__OBJECTIVE__. Below is a block of data; give all of it again word for word.

__STORED ROWS__.
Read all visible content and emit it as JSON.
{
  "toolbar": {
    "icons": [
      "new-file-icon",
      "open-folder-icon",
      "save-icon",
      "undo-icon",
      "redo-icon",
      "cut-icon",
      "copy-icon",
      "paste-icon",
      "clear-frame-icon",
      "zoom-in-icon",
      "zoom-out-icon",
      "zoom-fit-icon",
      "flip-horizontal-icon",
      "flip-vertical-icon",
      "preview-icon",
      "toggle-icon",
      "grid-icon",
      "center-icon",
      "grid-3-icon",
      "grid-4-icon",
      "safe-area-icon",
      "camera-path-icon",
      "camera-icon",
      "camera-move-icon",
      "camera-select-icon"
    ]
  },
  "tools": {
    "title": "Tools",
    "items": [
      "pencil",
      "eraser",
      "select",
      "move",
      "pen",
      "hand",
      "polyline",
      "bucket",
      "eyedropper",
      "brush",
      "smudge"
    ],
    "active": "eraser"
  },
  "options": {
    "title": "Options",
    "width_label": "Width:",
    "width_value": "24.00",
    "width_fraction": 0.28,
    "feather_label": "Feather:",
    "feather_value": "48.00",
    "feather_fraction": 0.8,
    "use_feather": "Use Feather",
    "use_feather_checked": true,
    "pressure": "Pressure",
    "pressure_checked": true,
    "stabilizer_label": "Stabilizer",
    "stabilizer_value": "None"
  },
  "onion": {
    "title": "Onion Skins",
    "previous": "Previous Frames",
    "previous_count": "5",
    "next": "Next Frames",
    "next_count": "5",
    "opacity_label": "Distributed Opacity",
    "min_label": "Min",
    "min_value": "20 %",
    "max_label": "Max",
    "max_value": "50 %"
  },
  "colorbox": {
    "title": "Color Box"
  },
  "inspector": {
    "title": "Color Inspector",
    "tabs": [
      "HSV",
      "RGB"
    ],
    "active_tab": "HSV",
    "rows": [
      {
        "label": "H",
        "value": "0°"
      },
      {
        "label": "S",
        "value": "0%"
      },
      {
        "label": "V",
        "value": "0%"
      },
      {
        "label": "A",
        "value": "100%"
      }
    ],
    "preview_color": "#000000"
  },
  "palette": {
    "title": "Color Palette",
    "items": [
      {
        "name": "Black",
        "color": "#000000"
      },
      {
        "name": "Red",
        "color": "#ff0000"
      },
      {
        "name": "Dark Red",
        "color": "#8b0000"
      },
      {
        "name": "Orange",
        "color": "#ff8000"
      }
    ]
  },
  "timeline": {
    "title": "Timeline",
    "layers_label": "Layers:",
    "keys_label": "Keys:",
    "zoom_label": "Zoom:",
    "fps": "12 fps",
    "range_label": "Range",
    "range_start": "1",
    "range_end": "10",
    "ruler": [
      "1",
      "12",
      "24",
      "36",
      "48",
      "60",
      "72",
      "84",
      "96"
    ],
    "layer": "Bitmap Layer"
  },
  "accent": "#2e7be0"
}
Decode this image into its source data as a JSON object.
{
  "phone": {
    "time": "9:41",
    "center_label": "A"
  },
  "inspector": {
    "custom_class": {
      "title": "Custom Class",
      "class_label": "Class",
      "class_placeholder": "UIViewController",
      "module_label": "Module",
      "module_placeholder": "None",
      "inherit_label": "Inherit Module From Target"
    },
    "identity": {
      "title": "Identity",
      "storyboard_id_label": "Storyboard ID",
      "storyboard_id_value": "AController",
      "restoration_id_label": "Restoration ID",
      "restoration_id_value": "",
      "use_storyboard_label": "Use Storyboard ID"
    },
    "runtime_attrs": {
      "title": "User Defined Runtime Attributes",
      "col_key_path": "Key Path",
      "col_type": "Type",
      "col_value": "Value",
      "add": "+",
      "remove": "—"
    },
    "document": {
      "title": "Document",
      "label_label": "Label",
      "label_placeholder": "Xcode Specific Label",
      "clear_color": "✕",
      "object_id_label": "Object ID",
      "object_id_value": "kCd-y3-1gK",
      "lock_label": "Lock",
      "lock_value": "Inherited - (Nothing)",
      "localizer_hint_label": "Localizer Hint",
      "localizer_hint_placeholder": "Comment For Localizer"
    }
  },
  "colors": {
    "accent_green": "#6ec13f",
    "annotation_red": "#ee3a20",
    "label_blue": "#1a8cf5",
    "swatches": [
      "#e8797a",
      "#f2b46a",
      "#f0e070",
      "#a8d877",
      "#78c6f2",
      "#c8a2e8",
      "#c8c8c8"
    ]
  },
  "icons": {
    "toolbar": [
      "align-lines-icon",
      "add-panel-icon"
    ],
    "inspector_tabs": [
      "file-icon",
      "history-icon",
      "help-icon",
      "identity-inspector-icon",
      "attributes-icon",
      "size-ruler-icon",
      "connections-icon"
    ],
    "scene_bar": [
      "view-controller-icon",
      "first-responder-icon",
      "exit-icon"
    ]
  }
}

__SOLUTION__.
Read all visible content and emit it as JSON.
{
  "toolbar": {
    "icons": [
      "new-file-icon",
      "open-folder-icon",
      "save-icon",
      "undo-icon",
      "redo-icon",
      "cut-icon",
      "copy-icon",
      "paste-icon",
      "clear-frame-icon",
      "zoom-in-icon",
      "zoom-out-icon",
      "zoom-fit-icon",
      "flip-horizontal-icon",
      "flip-vertical-icon",
      "preview-icon",
      "toggle-icon",
      "grid-icon",
      "center-icon",
      "grid-3-icon",
      "grid-4-icon",
      "safe-area-icon",
      "camera-path-icon",
      "camera-icon",
      "camera-move-icon",
      "camera-select-icon"
    ]
  },
  "tools": {
    "title": "Tools",
    "items": [
      "pencil",
      "eraser",
      "select",
      "move",
      "pen",
      "hand",
      "polyline",
      "bucket",
      "eyedropper",
      "brush",
      "smudge"
    ],
    "active": "eraser"
  },
  "options": {
    "title": "Options",
    "width_label": "Width:",
    "width_value": "24.00",
    "width_fraction": 0.28,
    "feather_label": "Feather:",
    "feather_value": "48.00",
    "feather_fraction": 0.8,
    "use_feather": "Use Feather",
    "use_feather_checked": true,
    "pressure": "Pressure",
    "pressure_checked": true,
    "stabilizer_label": "Stabilizer",
    "stabilizer_value": "None"
  },
  "onion": {
    "title": "Onion Skins",
    "previous": "Previous Frames",
    "previous_count": "5",
    "next": "Next Frames",
    "next_count": "5",
    "opacity_label": "Distributed Opacity",
    "min_label": "Min",
    "min_value": "20 %",
    "max_label": "Max",
    "max_value": "50 %"
  },
  "colorbox": {
    "title": "Color Box"
  },
  "inspector": {
    "title": "Color Inspector",
    "tabs": [
      "HSV",
      "RGB"
    ],
    "active_tab": "HSV",
    "rows": [
      {
        "label": "H",
        "value": "0°"
      },
      {
        "label": "S",
        "value": "0%"
      },
      {
        "label": "V",
        "value": "0%"
      },
      {
        "label": "A",
        "value": "100%"
      }
    ],
    "preview_color": "#000000"
  },
  "palette": {
    "title": "Color Palette",
    "items": [
      {
        "name": "Black",
        "color": "#000000"
      },
      {
        "name": "Red",
        "color": "#ff0000"
      },
      {
        "name": "Dark Red",
        "color": "#8b0000"
      },
      {
        "name": "Orange",
        "color": "#ff8000"
      }
    ]
  },
  "timeline": {
    "title": "Timeline",
    "layers_label": "Layers:",
    "keys_label": "Keys:",
    "zoom_label": "Zoom:",
    "fps": "12 fps",
    "range_label": "Range",
    "range_start": "1",
    "range_end": "10",
    "ruler": [
      "1",
      "12",
      "24",
      "36",
      "48",
      "60",
      "72",
      "84",
      "96"
    ],
    "layer": "Bitmap Layer"
  },
  "accent": "#2e7be0"
}
Decode this image into its source data as a JSON object.
{
  "phone": {
    "time": "9:41",
    "center_label": "A"
  },
  "inspector": {
    "custom_class": {
      "title": "Custom Class",
      "class_label": "Class",
      "class_placeholder": "UIViewController",
      "module_label": "Module",
      "module_placeholder": "None",
      "inherit_label": "Inherit Module From Target"
    },
    "identity": {
      "title": "Identity",
      "storyboard_id_label": "Storyboard ID",
      "storyboard_id_value": "AController",
      "restoration_id_label": "Restoration ID",
      "restoration_id_value": "",
      "use_storyboard_label": "Use Storyboard ID"
    },
    "runtime_attrs": {
      "title": "User Defined Runtime Attributes",
      "col_key_path": "Key Path",
      "col_type": "Type",
      "col_value": "Value",
      "add": "+",
      "remove": "—"
    },
    "document": {
      "title": "Document",
      "label_label": "Label",
      "label_placeholder": "Xcode Specific Label",
      "clear_color": "✕",
      "object_id_label": "Object ID",
      "object_id_value": "kCd-y3-1gK",
      "lock_label": "Lock",
      "lock_value": "Inherited - (Nothing)",
      "localizer_hint_label": "Localizer Hint",
      "localizer_hint_placeholder": "Comment For Localizer"
    }
  },
  "colors": {
    "accent_green": "#6ec13f",
    "annotation_red": "#ee3a20",
    "label_blue": "#1a8cf5",
    "swatches": [
      "#e8797a",
      "#f2b46a",
      "#f0e070",
      "#a8d877",
      "#78c6f2",
      "#c8a2e8",
      "#c8c8c8"
    ]
  },
  "icons": {
    "toolbar": [
      "align-lines-icon",
      "add-panel-icon"
    ],
    "inspector_tabs": [
      "file-icon",
      "history-icon",
      "help-icon",
      "identity-inspector-icon",
      "attributes-icon",
      "size-ruler-icon",
      "connections-icon"
    ],
    "scene_bar": [
      "view-controller-icon",
      "first-responder-icon",
      "exit-icon"
    ]
  }
}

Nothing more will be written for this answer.